● **Task prompt**: Where a line holds the string "true", return that line.

##### Input rows #####

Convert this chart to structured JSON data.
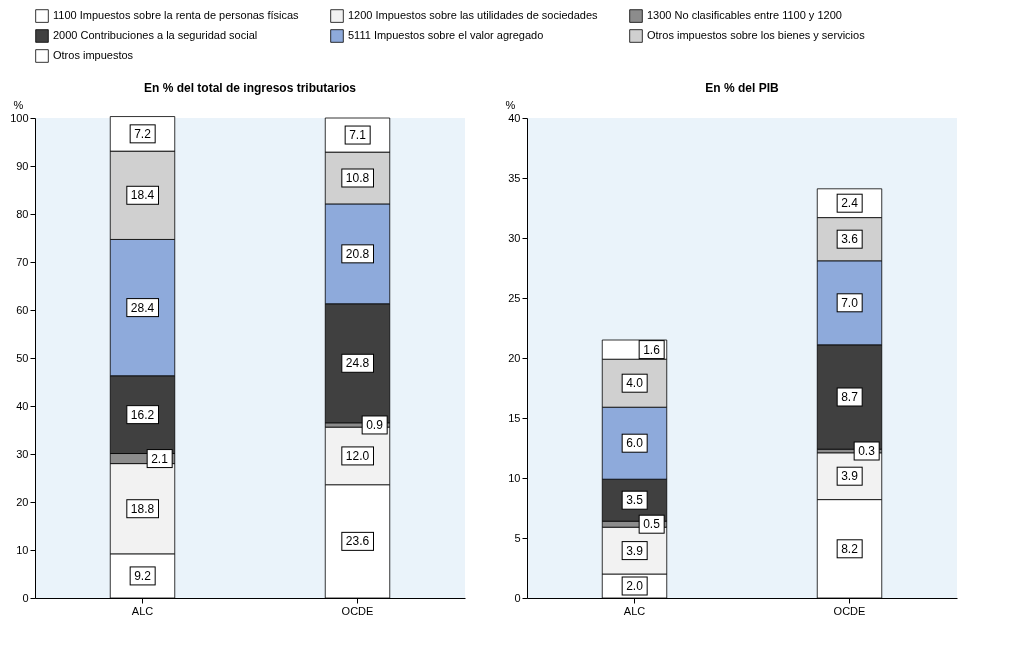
{
  "chart_data": [
    {
      "type": "bar",
      "stacked": true,
      "title": "En % del total de ingresos tributarios",
      "ylabel": "%",
      "categories": [
        "ALC",
        "OCDE"
      ],
      "ylim": [
        0,
        100
      ],
      "yticks": [
        0,
        10,
        20,
        30,
        40,
        50,
        60,
        70,
        80,
        90,
        100
      ],
      "legend": "top",
      "series": [
        {
          "name": "1100 Impuestos sobre la renta de personas físicas",
          "color": "#ffffff",
          "values": [
            9.2,
            23.6
          ],
          "value_labels": [
            "9.2",
            "23.6"
          ]
        },
        {
          "name": "1200 Impuestos sobre las utilidades de sociedades",
          "color": "#f2f2f2",
          "values": [
            18.8,
            12.0
          ],
          "value_labels": [
            "18.8",
            "12.0"
          ]
        },
        {
          "name": "1300 No clasificables entre 1100 y 1200",
          "color": "#8c8c8c",
          "values": [
            2.1,
            0.9
          ],
          "value_labels": [
            "2.1",
            "0.9"
          ]
        },
        {
          "name": "2000 Contribuciones a la seguridad social",
          "color": "#404040",
          "values": [
            16.2,
            24.8
          ],
          "value_labels": [
            "16.2",
            "24.8"
          ]
        },
        {
          "name": "5111 Impuestos sobre el valor agregado",
          "color": "#8eaadb",
          "values": [
            28.4,
            20.8
          ],
          "value_labels": [
            "28.4",
            "20.8"
          ]
        },
        {
          "name": "Otros impuestos sobre los bienes y servicios",
          "color": "#d0d0d0",
          "values": [
            18.4,
            10.8
          ],
          "value_labels": [
            "18.4",
            "10.8"
          ]
        },
        {
          "name": "Otros impuestos",
          "color": "#ffffff",
          "values": [
            7.2,
            7.1
          ],
          "value_labels": [
            "7.2",
            "7.1"
          ]
        }
      ]
    },
    {
      "type": "bar",
      "stacked": true,
      "title": "En % del PIB",
      "ylabel": "%",
      "categories": [
        "ALC",
        "OCDE"
      ],
      "ylim": [
        0,
        40
      ],
      "yticks": [
        0,
        5,
        10,
        15,
        20,
        25,
        30,
        35,
        40
      ],
      "legend": "top",
      "series": [
        {
          "name": "1100 Impuestos sobre la renta de personas físicas",
          "color": "#ffffff",
          "values": [
            2.0,
            8.2
          ],
          "value_labels": [
            "2.0",
            "8.2"
          ]
        },
        {
          "name": "1200 Impuestos sobre las utilidades de sociedades",
          "color": "#f2f2f2",
          "values": [
            3.9,
            3.9
          ],
          "value_labels": [
            "3.9",
            "3.9"
          ]
        },
        {
          "name": "1300 No clasificables entre 1100 y 1200",
          "color": "#8c8c8c",
          "values": [
            0.5,
            0.3
          ],
          "value_labels": [
            "0.5",
            "0.3"
          ]
        },
        {
          "name": "2000 Contribuciones a la seguridad social",
          "color": "#404040",
          "values": [
            3.5,
            8.7
          ],
          "value_labels": [
            "3.5",
            "8.7"
          ]
        },
        {
          "name": "5111 Impuestos sobre el valor agregado",
          "color": "#8eaadb",
          "values": [
            6.0,
            7.0
          ],
          "value_labels": [
            "6.0",
            "7.0"
          ]
        },
        {
          "name": "Otros impuestos sobre los bienes y servicios",
          "color": "#d0d0d0",
          "values": [
            4.0,
            3.6
          ],
          "value_labels": [
            "4.0",
            "3.6"
          ]
        },
        {
          "name": "Otros impuestos",
          "color": "#ffffff",
          "values": [
            1.6,
            2.4
          ],
          "value_labels": [
            "1.6",
            "2.4"
          ]
        }
      ]
    }
  ]
}
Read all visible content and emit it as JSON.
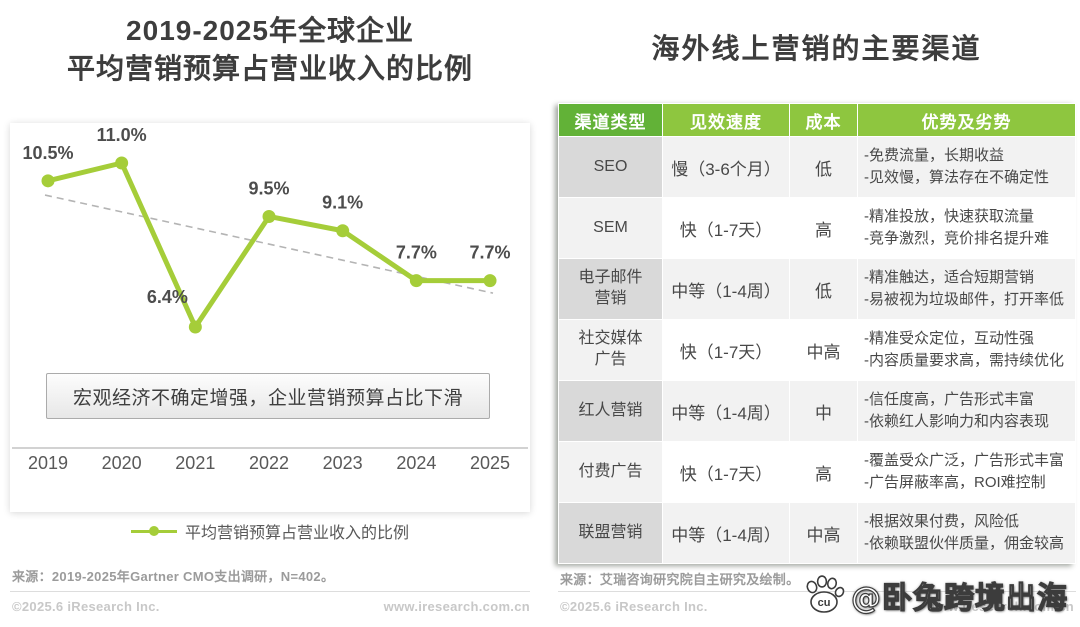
{
  "colors": {
    "accent": "#a5cd39",
    "header_green_dark": "#62b237",
    "header_green_light": "#8ec63f",
    "first_col_gray": "#d9d9d9",
    "row_light_gray": "#f2f2f2",
    "trendline_gray": "#b4b4b4"
  },
  "chart_data": {
    "type": "line",
    "title": "2019-2025年全球企业平均营销预算占营业收入的比例",
    "categories": [
      "2019",
      "2020",
      "2021",
      "2022",
      "2023",
      "2024",
      "2025"
    ],
    "values": [
      10.5,
      11.0,
      6.4,
      9.5,
      9.1,
      7.7,
      7.7
    ],
    "point_labels": [
      "10.5%",
      "11.0%",
      "6.4%",
      "9.5%",
      "9.1%",
      "7.7%",
      "7.7%"
    ],
    "series_name": "平均营销预算占营业收入的比例",
    "trendline": {
      "style": "dashed",
      "start_value": 10.1,
      "end_value": 7.35
    },
    "annotation": "宏观经济不确定增强，企业营销预算占比下滑",
    "ylim": [
      5.5,
      12
    ],
    "grid": false,
    "legend_position": "bottom"
  },
  "left": {
    "title_line1": "2019-2025年全球企业",
    "title_line2": "平均营销预算占营业收入的比例",
    "callout": "宏观经济不确定增强，企业营销预算占比下滑",
    "legend_label": "平均营销预算占营业收入的比例",
    "source": "来源：2019-2025年Gartner CMO支出调研，N=402。",
    "footer_left": "©2025.6 iResearch Inc.",
    "footer_right": "www.iresearch.com.cn"
  },
  "right": {
    "title": "海外线上营销的主要渠道",
    "table": {
      "headers": [
        "渠道类型",
        "见效速度",
        "成本",
        "优势及劣势"
      ],
      "rows": [
        {
          "channel": "SEO",
          "speed": "慢（3-6个月）",
          "cost": "低",
          "pros_cons": [
            "-免费流量，长期收益",
            "-见效慢，算法存在不确定性"
          ]
        },
        {
          "channel": "SEM",
          "speed": "快（1-7天）",
          "cost": "高",
          "pros_cons": [
            "-精准投放，快速获取流量",
            "-竞争激烈，竞价排名提升难"
          ]
        },
        {
          "channel": "电子邮件 营销",
          "speed": "中等（1-4周）",
          "cost": "低",
          "pros_cons": [
            "-精准触达，适合短期营销",
            "-易被视为垃圾邮件，打开率低"
          ]
        },
        {
          "channel": "社交媒体 广告",
          "speed": "快（1-7天）",
          "cost": "中高",
          "pros_cons": [
            "-精准受众定位，互动性强",
            "-内容质量要求高，需持续优化"
          ]
        },
        {
          "channel": "红人营销",
          "speed": "中等（1-4周）",
          "cost": "中",
          "pros_cons": [
            "-信任度高，广告形式丰富",
            "-依赖红人影响力和内容表现"
          ]
        },
        {
          "channel": "付费广告",
          "speed": "快（1-7天）",
          "cost": "高",
          "pros_cons": [
            "-覆盖受众广泛，广告形式丰富",
            "-广告屏蔽率高，ROI难控制"
          ]
        },
        {
          "channel": "联盟营销",
          "speed": "中等（1-4周）",
          "cost": "中高",
          "pros_cons": [
            "-根据效果付费，风险低",
            "-依赖联盟伙伴质量，佣金较高"
          ]
        }
      ]
    },
    "source": "来源：艾瑞咨询研究院自主研究及绘制。",
    "footer_left": "©2025.6 iResearch Inc.",
    "footer_right": "www.iresearch.com.cn"
  },
  "watermark": {
    "icon": "paw-icon",
    "icon_letters": "cu",
    "text": "@卧兔跨境出海"
  }
}
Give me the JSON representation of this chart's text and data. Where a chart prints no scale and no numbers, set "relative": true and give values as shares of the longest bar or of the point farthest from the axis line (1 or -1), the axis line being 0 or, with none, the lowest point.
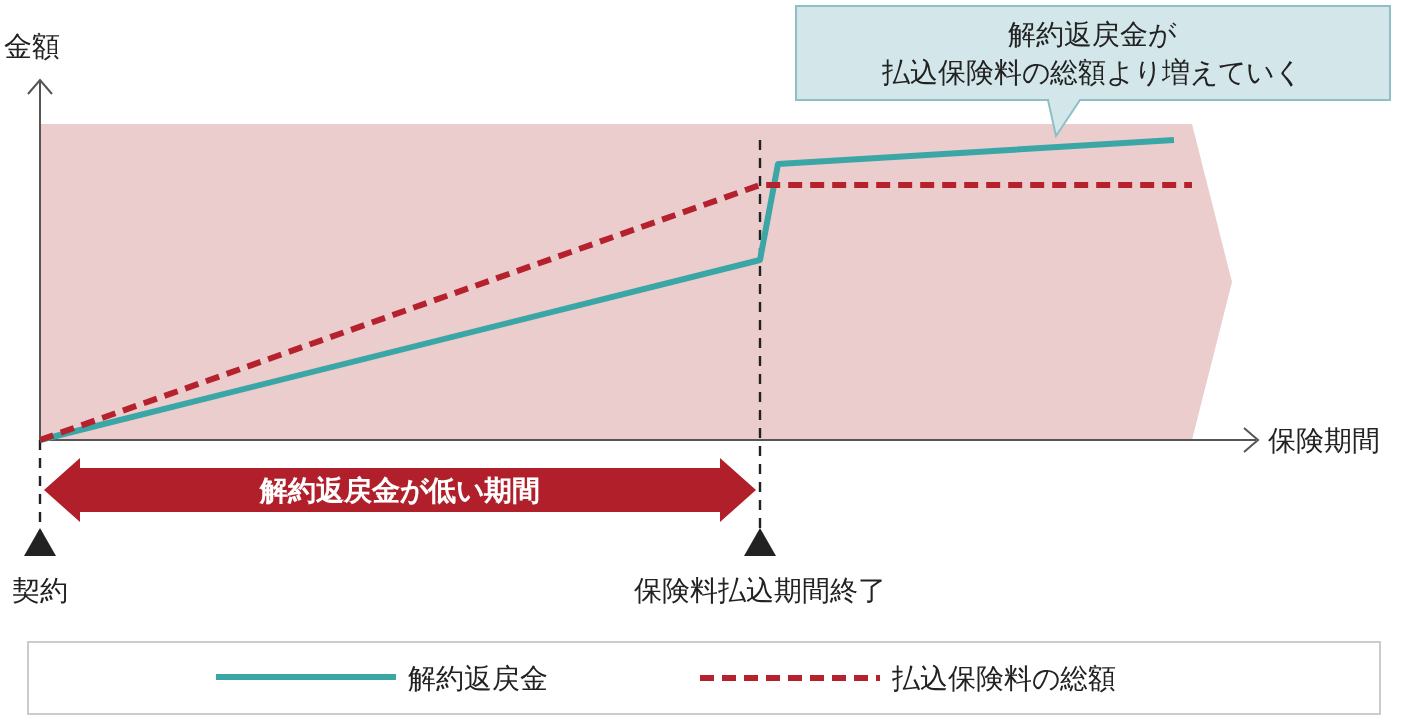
{
  "chart_data": {
    "type": "line",
    "relative": true,
    "ylabel": "金額",
    "xlabel": "保険期間",
    "grid": false,
    "marker": "none",
    "legend": "bottom",
    "categories": [
      "契約",
      null,
      null,
      null,
      null,
      null,
      null,
      null,
      null,
      null,
      null,
      null,
      null,
      null,
      null,
      null,
      null,
      null,
      null,
      null,
      null,
      null,
      null,
      null,
      null,
      null,
      null,
      null,
      null,
      null,
      null,
      null,
      null,
      null,
      null,
      null,
      null,
      null,
      null,
      null,
      "保険料払込期間終了",
      null,
      null,
      null,
      null,
      null,
      null,
      null,
      null,
      null,
      null,
      null,
      null,
      null,
      null,
      null,
      null,
      null,
      null,
      null,
      null,
      null,
      null,
      null,
      null
    ],
    "series": [
      {
        "name": "解約返戻金",
        "color": "#3aa6a6",
        "line_style": "solid",
        "values": [
          0,
          null,
          null,
          null,
          null,
          null,
          null,
          null,
          null,
          null,
          null,
          null,
          null,
          null,
          null,
          null,
          null,
          null,
          null,
          null,
          null,
          null,
          null,
          null,
          null,
          null,
          null,
          null,
          null,
          null,
          null,
          null,
          null,
          null,
          null,
          null,
          null,
          null,
          null,
          null,
          0.6,
          0.92,
          null,
          null,
          null,
          null,
          null,
          null,
          null,
          null,
          null,
          null,
          null,
          null,
          null,
          null,
          null,
          null,
          null,
          null,
          null,
          null,
          null,
          1,
          null
        ]
      },
      {
        "name": "払込保険料の総額",
        "color": "#b5222d",
        "line_style": "dashed",
        "values": [
          0,
          null,
          null,
          null,
          null,
          null,
          null,
          null,
          null,
          null,
          null,
          null,
          null,
          null,
          null,
          null,
          null,
          null,
          null,
          null,
          null,
          null,
          null,
          null,
          null,
          null,
          null,
          null,
          null,
          null,
          null,
          null,
          null,
          null,
          null,
          null,
          null,
          null,
          null,
          null,
          0.85,
          null,
          null,
          null,
          null,
          null,
          null,
          null,
          null,
          null,
          null,
          null,
          null,
          null,
          null,
          null,
          null,
          null,
          null,
          null,
          null,
          null,
          null,
          null,
          0.85
        ]
      }
    ],
    "annotations": [
      "解約返戻金が低い期間",
      "解約返戻金が",
      "払込保険料の総額より増えていく"
    ]
  }
}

#####

● **Answer to this exercise**:
      "stacked": true,
      "stacked": true,
Give me the JSON representation of this chart's text and data. Where a chart prints no scale and no numbers, set "relative": true and give values as shares of the longest bar or of the point farthest from the axis line (1 or -1), the axis line being 0 or, with none, the lowest point.
    "relative": true,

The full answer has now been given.